Objective: Return the whole listing, keeping every character the same.

## start Input for this task

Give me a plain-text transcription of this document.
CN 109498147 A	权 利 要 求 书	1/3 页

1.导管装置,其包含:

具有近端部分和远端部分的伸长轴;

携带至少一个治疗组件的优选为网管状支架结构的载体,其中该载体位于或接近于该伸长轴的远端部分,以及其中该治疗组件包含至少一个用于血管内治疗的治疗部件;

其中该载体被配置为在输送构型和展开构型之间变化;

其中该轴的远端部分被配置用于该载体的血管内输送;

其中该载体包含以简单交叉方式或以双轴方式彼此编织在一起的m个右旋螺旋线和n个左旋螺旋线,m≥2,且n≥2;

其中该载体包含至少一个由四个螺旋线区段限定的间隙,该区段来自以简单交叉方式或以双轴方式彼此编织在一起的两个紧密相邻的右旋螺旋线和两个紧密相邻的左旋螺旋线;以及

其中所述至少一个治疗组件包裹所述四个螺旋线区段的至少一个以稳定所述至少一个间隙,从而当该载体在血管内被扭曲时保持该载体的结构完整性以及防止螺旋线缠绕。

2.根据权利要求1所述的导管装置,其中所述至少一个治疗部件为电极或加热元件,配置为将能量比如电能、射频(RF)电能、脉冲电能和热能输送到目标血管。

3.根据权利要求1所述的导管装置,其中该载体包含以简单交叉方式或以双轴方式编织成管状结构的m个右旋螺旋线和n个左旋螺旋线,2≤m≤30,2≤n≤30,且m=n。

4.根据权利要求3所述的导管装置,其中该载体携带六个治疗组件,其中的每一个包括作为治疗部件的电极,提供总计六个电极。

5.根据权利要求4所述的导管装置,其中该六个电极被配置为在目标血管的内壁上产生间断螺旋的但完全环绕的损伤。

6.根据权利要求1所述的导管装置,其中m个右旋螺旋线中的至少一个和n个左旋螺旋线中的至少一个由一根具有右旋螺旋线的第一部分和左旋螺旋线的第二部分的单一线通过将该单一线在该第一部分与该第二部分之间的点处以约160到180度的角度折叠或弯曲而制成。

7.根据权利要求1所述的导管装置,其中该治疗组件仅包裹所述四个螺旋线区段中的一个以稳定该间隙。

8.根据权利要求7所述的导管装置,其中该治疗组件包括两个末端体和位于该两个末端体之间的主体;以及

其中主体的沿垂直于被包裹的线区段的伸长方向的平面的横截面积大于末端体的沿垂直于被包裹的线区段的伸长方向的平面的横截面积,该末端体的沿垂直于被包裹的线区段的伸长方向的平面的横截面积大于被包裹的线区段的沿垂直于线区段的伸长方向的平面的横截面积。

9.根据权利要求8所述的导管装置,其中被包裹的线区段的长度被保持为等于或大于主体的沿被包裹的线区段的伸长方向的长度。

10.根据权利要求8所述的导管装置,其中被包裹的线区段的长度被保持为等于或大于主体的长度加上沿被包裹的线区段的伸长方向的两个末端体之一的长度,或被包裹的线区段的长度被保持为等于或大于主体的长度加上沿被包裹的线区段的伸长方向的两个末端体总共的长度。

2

## end Input for this task

Solution to this problem:
Give me a plain-text transcription of this document.
CN 109498147 A	权 利 要 求 书	1/3 页

1.导管装置,其包含:

具有近端部分和远端部分的伸长轴;

携带至少一个治疗组件的优选为网管状支架结构的载体,其中该载体位于或接近于该伸长轴的远端部分,以及其中该治疗组件包含至少一个用于血管内治疗的治疗部件;

其中该载体被配置为在输送构型和展开构型之间变化;

其中该轴的远端部分被配置用于该载体的血管内输送;

其中该载体包含以简单交叉方式或以双轴方式彼此编织在一起的m个右旋螺旋线和n个左旋螺旋线,m≥2,且n≥2;

其中该载体包含至少一个由四个螺旋线区段限定的间隙,该区段来自以简单交叉方式或以双轴方式彼此编织在一起的两个紧密相邻的右旋螺旋线和两个紧密相邻的左旋螺旋线;以及

其中所述至少一个治疗组件包裹所述四个螺旋线区段的至少一个以稳定所述至少一个间隙,从而当该载体在血管内被扭曲时保持该载体的结构完整性以及防止螺旋线缠绕。

2.根据权利要求1所述的导管装置,其中所述至少一个治疗部件为电极或加热元件,配置为将能量比如电能、射频(RF)电能、脉冲电能和热能输送到目标血管。

3.根据权利要求1所述的导管装置,其中该载体包含以简单交叉方式或以双轴方式编织成管状结构的m个右旋螺旋线和n个左旋螺旋线,2≤m≤30,2≤n≤30,且m=n。

4.根据权利要求3所述的导管装置,其中该载体携带六个治疗组件,其中的每一个包括作为治疗部件的电极,提供总计六个电极。

5.根据权利要求4所述的导管装置,其中该六个电极被配置为在目标血管的内壁上产生间断螺旋的但完全环绕的损伤。

6.根据权利要求1所述的导管装置,其中m个右旋螺旋线中的至少一个和n个左旋螺旋线中的至少一个由一根具有右旋螺旋线的第一部分和左旋螺旋线的第二部分的单一线通过将该单一线在该第一部分与该第二部分之间的点处以约160到180度的角度折叠或弯曲而制成。

7.根据权利要求1所述的导管装置,其中该治疗组件仅包裹所述四个螺旋线区段中的一个以稳定该间隙。

8.根据权利要求7所述的导管装置,其中该治疗组件包括两个末端体和位于该两个末端体之间的主体;以及

其中主体的沿垂直于被包裹的线区段的伸长方向的平面的横截面积大于末端体的沿垂直于被包裹的线区段的伸长方向的平面的横截面积,该末端体的沿垂直于被包裹的线区段的伸长方向的平面的横截面积大于被包裹的线区段的沿垂直于线区段的伸长方向的平面的横截面积。

9.根据权利要求8所述的导管装置,其中被包裹的线区段的长度被保持为等于或大于主体的沿被包裹的线区段的伸长方向的长度。

10.根据权利要求8所述的导管装置,其中被包裹的线区段的长度被保持为等于或大于主体的长度加上沿被包裹的线区段的伸长方向的两个末端体之一的长度,或被包裹的线区段的长度被保持为等于或大于主体的长度加上沿被包裹的线区段的伸长方向的两个末端体总共的长度。

2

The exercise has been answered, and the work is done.